## Task material
· · · · ·
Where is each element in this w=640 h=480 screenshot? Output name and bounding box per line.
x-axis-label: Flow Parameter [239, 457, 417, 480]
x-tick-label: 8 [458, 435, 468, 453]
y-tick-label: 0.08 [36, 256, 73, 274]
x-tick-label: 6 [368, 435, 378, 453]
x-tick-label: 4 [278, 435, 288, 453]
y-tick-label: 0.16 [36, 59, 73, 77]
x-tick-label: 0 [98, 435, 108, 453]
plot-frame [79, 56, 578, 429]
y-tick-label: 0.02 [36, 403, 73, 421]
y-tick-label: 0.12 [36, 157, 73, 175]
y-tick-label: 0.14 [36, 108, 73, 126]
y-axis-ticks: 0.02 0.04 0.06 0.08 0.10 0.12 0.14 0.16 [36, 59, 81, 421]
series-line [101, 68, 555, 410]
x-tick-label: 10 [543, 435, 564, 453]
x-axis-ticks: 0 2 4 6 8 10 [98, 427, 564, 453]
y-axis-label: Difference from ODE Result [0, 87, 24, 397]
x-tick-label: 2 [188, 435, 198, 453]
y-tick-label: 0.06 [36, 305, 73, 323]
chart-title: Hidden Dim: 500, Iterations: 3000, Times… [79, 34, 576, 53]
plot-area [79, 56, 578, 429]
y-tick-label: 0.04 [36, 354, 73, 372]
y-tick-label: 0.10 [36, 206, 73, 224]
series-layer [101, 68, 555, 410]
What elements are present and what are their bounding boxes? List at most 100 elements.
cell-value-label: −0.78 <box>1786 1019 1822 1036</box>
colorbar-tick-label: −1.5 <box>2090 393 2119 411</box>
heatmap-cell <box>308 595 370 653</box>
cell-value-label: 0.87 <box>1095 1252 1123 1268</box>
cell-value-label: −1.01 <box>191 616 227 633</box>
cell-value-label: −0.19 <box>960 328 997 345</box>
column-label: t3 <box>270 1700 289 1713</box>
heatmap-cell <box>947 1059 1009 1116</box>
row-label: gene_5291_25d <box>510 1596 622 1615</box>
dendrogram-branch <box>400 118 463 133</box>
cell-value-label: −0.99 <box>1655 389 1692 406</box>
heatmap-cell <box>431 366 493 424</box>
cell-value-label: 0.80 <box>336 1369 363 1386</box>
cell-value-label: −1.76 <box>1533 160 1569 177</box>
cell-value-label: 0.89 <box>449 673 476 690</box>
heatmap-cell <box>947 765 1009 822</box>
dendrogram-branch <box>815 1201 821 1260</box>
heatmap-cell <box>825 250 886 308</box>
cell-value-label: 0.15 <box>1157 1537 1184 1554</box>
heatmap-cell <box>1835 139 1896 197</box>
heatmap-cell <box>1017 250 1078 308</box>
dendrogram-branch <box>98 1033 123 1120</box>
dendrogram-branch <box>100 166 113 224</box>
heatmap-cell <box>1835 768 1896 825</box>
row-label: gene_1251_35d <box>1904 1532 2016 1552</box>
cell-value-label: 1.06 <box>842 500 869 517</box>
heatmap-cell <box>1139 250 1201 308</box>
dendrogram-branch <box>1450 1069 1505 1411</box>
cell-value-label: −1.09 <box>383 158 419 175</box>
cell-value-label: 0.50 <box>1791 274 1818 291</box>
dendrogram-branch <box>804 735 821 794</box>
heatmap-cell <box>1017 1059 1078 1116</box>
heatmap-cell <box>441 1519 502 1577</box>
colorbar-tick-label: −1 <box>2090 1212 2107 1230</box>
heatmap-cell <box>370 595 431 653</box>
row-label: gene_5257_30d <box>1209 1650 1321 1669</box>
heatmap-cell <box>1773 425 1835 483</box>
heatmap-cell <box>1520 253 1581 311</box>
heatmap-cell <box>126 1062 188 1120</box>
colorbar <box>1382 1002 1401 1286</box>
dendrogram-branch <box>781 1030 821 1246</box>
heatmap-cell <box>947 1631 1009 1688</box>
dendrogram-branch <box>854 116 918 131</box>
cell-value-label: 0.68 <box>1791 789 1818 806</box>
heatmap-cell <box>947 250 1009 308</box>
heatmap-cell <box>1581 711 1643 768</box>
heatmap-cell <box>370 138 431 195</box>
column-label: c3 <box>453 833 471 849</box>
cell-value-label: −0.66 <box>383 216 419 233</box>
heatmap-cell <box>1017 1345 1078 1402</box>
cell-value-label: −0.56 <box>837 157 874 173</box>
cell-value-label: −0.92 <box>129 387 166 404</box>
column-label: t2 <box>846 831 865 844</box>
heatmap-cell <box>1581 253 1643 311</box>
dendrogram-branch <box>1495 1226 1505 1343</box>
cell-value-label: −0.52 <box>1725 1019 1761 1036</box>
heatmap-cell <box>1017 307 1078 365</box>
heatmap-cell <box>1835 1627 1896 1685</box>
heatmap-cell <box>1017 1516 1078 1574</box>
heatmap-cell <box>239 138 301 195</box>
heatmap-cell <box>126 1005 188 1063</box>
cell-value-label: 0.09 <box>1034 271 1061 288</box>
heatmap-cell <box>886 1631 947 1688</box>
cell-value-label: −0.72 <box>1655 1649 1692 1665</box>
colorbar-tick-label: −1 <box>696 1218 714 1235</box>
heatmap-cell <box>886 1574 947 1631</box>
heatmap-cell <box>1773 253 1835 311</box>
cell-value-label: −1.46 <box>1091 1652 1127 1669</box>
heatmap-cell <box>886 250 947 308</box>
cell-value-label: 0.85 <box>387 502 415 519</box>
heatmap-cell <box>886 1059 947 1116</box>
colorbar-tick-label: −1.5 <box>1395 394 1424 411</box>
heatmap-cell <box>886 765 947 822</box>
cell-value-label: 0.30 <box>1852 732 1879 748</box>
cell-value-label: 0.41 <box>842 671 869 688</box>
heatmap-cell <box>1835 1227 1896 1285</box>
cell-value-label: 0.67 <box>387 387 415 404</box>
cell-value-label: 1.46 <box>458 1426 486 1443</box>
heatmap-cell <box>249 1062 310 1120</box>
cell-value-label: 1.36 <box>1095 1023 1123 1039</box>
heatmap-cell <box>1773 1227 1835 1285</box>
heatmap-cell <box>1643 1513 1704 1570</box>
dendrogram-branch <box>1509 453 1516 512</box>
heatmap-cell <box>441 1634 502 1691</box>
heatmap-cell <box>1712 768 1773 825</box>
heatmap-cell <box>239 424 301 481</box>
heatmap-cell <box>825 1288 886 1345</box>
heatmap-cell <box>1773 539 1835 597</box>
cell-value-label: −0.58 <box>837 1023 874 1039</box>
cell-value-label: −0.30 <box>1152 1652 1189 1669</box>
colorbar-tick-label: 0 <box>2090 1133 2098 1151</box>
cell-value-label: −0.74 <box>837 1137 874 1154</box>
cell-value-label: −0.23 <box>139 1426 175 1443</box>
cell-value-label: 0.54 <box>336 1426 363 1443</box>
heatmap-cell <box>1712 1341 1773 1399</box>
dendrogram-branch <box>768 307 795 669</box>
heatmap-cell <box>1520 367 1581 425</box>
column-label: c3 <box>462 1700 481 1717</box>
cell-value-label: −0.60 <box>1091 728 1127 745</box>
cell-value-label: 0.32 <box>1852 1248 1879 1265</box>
· · · · ·
## Work to complete
Starting at the beginning of the entries and ending at the line that contains "y-tick-label: 0.12 [36, 157, 73, 175]", output those lines as a Markdown table with the columns No. and Line, omitting any blank lines.

## Solution below
| No. | Line |
|---|---|
| 1 | Where is each element in this w=640 h=480 screenshot? Output name and bounding box per line. |
| 2 | x-axis-label: Flow Parameter [239, 457, 417, 480] |
| 3 | x-tick-label: 8 [458, 435, 468, 453] |
| 4 | y-tick-label: 0.08 [36, 256, 73, 274] |
| 5 | x-tick-label: 6 [368, 435, 378, 453] |
| 6 | x-tick-label: 4 [278, 435, 288, 453] |
| 7 | y-tick-label: 0.16 [36, 59, 73, 77] |
| 8 | x-tick-label: 0 [98, 435, 108, 453] |
| 9 | plot-frame [79, 56, 578, 429] |
| 10 | y-tick-label: 0.02 [36, 403, 73, 421] |
| 11 | y-tick-label: 0.12 [36, 157, 73, 175] |